**Your instructions:** Read the material below and count the lines holding the string "frac". Give that count with nothing added.

Entries from a dataset
▬▬▬▬▬▬

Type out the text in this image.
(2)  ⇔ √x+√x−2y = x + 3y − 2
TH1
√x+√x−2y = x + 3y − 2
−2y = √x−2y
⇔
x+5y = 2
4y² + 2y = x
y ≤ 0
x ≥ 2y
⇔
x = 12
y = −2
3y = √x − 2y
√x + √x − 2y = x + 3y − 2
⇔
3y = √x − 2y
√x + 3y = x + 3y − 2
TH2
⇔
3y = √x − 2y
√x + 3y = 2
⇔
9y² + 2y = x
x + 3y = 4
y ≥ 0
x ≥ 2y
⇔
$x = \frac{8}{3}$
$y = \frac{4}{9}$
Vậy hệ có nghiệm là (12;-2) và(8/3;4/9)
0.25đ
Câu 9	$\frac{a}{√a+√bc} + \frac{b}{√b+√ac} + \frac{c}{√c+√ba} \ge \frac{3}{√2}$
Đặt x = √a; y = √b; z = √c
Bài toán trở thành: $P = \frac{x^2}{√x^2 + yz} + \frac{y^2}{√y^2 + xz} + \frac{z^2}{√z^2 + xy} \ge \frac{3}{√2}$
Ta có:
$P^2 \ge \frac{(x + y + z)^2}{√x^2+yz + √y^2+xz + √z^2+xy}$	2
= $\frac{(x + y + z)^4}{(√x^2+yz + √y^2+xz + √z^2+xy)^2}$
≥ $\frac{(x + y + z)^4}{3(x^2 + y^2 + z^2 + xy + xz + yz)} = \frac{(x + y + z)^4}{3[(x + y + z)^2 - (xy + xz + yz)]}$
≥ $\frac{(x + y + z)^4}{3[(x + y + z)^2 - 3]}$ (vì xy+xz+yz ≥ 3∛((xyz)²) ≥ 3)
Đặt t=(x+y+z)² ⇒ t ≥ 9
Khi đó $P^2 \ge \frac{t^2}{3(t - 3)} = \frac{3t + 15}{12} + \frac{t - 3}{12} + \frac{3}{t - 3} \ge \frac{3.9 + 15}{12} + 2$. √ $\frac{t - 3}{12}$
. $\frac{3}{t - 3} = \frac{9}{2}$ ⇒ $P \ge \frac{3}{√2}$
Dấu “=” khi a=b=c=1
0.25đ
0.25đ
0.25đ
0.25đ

▬▬▬▬▬▬

**Exercise solution:** 10